YOUR TASK: Please print every line from the one containing "Convert this document image to plain text." through the last line of the records below, exactly as written and nothing more.
--- --- ---
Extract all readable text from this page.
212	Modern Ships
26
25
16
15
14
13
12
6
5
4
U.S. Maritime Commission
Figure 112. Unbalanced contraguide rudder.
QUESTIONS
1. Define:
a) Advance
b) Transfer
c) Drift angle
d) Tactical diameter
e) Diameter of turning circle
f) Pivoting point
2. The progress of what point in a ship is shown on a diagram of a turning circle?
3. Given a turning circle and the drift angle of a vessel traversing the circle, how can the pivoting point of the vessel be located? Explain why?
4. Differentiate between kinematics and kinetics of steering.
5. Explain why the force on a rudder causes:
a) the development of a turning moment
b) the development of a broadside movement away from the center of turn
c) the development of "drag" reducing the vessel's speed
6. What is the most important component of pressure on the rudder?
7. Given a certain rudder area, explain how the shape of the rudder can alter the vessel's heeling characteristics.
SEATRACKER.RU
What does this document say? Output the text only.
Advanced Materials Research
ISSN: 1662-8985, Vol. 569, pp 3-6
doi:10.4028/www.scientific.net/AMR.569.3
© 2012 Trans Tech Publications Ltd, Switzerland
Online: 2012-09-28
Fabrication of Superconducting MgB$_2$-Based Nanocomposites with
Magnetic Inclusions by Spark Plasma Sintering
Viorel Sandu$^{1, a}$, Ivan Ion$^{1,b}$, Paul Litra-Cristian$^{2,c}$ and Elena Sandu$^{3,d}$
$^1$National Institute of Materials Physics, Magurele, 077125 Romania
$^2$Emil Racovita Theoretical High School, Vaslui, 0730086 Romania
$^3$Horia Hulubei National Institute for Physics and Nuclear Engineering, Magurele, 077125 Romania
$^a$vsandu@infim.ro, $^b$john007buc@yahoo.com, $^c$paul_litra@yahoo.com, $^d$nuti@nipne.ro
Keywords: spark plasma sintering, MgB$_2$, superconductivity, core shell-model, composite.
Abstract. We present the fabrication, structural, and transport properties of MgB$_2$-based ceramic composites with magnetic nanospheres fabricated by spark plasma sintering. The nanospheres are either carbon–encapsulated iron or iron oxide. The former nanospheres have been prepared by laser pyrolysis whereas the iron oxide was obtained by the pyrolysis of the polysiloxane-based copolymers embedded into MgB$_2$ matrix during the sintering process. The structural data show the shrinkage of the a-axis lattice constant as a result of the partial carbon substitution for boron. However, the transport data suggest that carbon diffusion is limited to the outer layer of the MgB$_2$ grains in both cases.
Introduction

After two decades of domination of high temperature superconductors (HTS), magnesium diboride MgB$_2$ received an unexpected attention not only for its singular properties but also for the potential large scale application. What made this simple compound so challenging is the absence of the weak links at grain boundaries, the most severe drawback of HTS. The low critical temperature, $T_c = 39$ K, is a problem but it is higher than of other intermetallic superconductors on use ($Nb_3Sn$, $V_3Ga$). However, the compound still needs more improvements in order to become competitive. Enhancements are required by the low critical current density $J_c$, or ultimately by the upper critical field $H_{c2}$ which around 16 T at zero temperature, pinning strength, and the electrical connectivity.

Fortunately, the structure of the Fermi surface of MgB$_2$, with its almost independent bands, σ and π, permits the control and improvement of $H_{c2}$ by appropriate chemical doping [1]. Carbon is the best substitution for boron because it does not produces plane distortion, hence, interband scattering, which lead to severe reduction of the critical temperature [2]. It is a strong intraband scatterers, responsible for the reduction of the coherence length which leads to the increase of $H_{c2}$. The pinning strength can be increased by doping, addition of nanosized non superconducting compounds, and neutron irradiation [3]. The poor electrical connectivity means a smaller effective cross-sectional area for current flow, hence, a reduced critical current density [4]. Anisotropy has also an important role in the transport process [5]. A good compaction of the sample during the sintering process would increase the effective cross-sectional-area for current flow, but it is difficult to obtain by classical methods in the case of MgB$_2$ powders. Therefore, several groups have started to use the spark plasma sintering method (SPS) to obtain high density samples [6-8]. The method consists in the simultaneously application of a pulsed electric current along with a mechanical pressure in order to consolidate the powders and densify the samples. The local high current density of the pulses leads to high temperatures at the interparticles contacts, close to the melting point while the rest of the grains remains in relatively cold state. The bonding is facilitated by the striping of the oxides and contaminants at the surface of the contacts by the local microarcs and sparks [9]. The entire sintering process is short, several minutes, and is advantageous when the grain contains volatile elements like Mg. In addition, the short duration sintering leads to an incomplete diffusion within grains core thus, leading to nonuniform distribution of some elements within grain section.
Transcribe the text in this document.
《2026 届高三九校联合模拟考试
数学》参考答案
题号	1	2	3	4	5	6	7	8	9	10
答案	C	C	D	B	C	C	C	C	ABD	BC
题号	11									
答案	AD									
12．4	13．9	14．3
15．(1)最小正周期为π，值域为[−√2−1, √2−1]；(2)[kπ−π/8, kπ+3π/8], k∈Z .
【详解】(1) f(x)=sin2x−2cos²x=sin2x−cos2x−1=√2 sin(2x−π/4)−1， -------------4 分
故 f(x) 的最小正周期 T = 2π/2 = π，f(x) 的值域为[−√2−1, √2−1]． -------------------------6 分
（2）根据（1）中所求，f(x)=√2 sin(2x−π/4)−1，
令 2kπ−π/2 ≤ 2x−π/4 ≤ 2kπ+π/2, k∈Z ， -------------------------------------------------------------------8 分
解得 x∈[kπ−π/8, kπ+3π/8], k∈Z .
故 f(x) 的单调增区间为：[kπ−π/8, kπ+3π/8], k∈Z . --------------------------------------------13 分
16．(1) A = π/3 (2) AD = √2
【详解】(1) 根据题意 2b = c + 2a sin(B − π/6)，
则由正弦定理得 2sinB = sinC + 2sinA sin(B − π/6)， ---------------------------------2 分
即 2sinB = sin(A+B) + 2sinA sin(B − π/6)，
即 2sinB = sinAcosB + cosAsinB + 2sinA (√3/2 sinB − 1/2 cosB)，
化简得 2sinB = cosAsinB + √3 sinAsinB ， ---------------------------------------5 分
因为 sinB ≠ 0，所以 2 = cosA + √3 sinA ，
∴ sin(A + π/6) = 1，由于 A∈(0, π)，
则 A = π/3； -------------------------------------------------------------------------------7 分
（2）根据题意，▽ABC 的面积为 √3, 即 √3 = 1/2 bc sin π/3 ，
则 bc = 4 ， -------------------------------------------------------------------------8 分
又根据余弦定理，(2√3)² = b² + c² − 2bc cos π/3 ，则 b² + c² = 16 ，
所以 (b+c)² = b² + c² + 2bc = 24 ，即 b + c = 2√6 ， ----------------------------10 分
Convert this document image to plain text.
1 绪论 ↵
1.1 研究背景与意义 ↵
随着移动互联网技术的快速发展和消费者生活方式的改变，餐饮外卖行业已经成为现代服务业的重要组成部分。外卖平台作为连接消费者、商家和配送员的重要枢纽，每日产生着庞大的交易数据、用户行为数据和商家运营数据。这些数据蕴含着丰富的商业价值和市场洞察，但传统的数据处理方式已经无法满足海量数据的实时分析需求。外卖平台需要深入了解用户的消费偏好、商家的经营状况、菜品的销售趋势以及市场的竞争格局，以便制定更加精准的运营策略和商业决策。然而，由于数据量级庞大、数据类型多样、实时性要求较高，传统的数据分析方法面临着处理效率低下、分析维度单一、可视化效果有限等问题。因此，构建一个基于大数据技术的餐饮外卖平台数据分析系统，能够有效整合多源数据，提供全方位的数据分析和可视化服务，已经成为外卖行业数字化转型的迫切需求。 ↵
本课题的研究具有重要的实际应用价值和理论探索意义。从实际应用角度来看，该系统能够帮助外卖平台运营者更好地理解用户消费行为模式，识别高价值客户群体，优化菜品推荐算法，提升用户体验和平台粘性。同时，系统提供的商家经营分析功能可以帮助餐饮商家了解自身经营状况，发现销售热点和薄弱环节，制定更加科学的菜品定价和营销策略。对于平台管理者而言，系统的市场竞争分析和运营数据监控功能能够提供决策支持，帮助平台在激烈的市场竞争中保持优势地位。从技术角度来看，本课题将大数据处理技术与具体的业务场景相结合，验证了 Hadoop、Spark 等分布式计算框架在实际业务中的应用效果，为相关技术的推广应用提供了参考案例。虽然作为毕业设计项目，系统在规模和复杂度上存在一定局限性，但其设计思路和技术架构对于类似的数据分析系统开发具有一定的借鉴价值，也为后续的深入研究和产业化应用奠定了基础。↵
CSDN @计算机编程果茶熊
--- --- ---
TASK RESPONSE:
Convert this document image to plain text.
1 绪论 ↵
1.1 研究背景与意义 ↵
随着移动互联网技术的快速发展和消费者生活方式的改变，餐饮外卖行业已经成为现代服务业的重要组成部分。外卖平台作为连接消费者、商家和配送员的重要枢纽，每日产生着庞大的交易数据、用户行为数据和商家运营数据。这些数据蕴含着丰富的商业价值和市场洞察，但传统的数据处理方式已经无法满足海量数据的实时分析需求。外卖平台需要深入了解用户的消费偏好、商家的经营状况、菜品的销售趋势以及市场的竞争格局，以便制定更加精准的运营策略和商业决策。然而，由于数据量级庞大、数据类型多样、实时性要求较高，传统的数据分析方法面临着处理效率低下、分析维度单一、可视化效果有限等问题。因此，构建一个基于大数据技术的餐饮外卖平台数据分析系统，能够有效整合多源数据，提供全方位的数据分析和可视化服务，已经成为外卖行业数字化转型的迫切需求。 ↵
本课题的研究具有重要的实际应用价值和理论探索意义。从实际应用角度来看，该系统能够帮助外卖平台运营者更好地理解用户消费行为模式，识别高价值客户群体，优化菜品推荐算法，提升用户体验和平台粘性。同时，系统提供的商家经营分析功能可以帮助餐饮商家了解自身经营状况，发现销售热点和薄弱环节，制定更加科学的菜品定价和营销策略。对于平台管理者而言，系统的市场竞争分析和运营数据监控功能能够提供决策支持，帮助平台在激烈的市场竞争中保持优势地位。从技术角度来看，本课题将大数据处理技术与具体的业务场景相结合，验证了 Hadoop、Spark 等分布式计算框架在实际业务中的应用效果，为相关技术的推广应用提供了参考案例。虽然作为毕业设计项目，系统在规模和复杂度上存在一定局限性，但其设计思路和技术架构对于类似的数据分析系统开发具有一定的借鉴价值，也为后续的深入研究和产业化应用奠定了基础。↵
CSDN @计算机编程果茶熊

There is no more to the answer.